Dataset entries on figures:
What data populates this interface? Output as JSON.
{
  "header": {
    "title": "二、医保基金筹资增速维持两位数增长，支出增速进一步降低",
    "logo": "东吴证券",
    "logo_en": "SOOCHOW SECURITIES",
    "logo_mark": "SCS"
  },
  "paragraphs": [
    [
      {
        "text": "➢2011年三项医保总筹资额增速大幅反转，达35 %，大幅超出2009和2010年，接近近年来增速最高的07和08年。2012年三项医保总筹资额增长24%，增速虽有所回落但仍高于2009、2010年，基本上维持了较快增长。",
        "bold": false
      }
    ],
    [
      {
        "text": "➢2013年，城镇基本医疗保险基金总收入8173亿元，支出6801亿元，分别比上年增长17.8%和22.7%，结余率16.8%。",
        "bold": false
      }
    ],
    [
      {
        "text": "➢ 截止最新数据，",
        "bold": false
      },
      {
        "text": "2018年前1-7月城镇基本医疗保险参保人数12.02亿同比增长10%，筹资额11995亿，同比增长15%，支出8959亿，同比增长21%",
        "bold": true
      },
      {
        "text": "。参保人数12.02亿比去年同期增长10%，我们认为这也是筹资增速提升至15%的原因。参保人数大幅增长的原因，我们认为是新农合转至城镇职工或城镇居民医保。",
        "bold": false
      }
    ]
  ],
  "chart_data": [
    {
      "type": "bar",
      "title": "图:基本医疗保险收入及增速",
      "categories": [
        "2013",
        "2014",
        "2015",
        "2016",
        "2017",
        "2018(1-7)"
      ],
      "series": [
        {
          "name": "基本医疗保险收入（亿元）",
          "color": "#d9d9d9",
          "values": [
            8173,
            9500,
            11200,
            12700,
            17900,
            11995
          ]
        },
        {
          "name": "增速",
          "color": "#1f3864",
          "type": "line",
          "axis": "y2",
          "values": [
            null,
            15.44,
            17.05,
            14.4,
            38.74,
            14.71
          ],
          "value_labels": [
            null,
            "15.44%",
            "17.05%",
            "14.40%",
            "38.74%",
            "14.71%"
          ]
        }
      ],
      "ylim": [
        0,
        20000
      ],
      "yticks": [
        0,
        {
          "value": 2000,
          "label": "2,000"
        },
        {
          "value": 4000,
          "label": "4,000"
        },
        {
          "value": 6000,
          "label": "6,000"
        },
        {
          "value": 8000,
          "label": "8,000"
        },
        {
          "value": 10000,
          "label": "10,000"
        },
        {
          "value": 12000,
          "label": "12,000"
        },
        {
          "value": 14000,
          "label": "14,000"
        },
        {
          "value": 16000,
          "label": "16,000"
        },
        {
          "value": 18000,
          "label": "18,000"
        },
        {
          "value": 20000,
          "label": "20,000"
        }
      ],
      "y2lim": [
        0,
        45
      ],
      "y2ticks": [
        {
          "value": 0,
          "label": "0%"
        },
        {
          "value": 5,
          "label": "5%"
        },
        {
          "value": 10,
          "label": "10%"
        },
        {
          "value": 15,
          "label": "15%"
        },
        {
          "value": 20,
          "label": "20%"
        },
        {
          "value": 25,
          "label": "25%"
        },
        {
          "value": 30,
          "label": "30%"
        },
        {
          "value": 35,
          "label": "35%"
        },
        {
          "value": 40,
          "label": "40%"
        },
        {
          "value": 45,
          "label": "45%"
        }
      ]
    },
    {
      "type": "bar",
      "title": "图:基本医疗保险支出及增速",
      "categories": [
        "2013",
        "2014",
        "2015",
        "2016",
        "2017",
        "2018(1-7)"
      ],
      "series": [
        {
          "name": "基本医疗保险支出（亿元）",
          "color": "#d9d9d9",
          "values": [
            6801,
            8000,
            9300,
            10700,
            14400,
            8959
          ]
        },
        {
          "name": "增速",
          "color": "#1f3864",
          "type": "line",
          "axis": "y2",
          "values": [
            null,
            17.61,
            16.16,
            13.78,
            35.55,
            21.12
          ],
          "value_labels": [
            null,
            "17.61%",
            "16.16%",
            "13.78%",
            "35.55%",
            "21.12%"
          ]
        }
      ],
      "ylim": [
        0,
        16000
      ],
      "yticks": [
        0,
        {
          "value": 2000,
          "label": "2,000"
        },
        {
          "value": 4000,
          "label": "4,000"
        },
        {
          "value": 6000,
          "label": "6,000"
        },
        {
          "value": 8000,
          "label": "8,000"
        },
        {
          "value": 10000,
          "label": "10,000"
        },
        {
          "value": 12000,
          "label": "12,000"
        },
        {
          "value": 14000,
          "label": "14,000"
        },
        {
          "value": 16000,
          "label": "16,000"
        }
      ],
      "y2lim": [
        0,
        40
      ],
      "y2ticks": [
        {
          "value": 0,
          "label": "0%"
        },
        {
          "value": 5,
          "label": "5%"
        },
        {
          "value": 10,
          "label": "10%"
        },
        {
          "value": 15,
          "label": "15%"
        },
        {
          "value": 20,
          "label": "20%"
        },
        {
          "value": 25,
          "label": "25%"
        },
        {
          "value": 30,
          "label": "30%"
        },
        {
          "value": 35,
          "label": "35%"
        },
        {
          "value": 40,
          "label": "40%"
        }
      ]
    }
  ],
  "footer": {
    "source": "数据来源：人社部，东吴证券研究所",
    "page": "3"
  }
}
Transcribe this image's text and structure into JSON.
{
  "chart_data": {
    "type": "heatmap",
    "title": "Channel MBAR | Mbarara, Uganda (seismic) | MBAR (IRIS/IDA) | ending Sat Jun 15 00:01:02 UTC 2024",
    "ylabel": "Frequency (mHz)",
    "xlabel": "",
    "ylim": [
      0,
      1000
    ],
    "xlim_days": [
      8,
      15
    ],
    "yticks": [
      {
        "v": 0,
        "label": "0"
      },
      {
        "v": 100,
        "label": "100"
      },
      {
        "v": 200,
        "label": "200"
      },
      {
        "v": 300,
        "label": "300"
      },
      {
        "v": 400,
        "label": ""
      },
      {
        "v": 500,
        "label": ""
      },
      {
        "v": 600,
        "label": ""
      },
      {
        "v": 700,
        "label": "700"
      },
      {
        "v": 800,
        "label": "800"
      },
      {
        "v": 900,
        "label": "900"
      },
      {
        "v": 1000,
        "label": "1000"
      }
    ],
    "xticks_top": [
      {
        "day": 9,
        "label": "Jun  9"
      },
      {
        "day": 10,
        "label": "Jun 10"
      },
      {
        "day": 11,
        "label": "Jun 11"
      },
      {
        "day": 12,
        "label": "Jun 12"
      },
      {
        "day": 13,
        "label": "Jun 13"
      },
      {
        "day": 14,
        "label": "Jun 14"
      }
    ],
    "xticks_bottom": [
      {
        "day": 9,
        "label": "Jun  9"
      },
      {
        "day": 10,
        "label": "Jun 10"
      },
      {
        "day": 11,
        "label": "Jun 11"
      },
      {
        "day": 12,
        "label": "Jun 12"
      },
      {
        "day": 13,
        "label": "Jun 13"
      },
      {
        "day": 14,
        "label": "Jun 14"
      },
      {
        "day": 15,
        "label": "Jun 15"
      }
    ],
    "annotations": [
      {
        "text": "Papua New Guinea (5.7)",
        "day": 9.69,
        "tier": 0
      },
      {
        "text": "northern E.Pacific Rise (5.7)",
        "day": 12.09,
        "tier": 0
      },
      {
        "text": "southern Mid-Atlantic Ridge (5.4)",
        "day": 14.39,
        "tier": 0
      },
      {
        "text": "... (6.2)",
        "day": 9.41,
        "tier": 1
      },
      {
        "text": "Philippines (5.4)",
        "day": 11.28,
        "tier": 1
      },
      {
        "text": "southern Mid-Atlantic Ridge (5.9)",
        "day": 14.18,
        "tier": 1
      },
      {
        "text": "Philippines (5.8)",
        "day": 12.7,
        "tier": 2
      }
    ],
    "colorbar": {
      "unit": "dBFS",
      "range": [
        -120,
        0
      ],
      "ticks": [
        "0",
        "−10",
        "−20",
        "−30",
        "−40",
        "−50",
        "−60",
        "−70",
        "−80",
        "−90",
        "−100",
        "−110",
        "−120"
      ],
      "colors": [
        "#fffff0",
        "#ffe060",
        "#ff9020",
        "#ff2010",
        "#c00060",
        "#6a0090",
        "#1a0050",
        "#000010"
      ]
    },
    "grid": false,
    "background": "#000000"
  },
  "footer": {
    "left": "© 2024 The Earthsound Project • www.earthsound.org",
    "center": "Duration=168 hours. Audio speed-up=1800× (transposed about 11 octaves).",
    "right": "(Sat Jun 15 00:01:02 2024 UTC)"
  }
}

Exercise requirements: Within the listing above, copy each line that has the string "Ridge".

Solution:
        "text": "southern Mid-Atlantic Ridge (5.4)",
        "text": "southern Mid-Atlantic Ridge (5.9)",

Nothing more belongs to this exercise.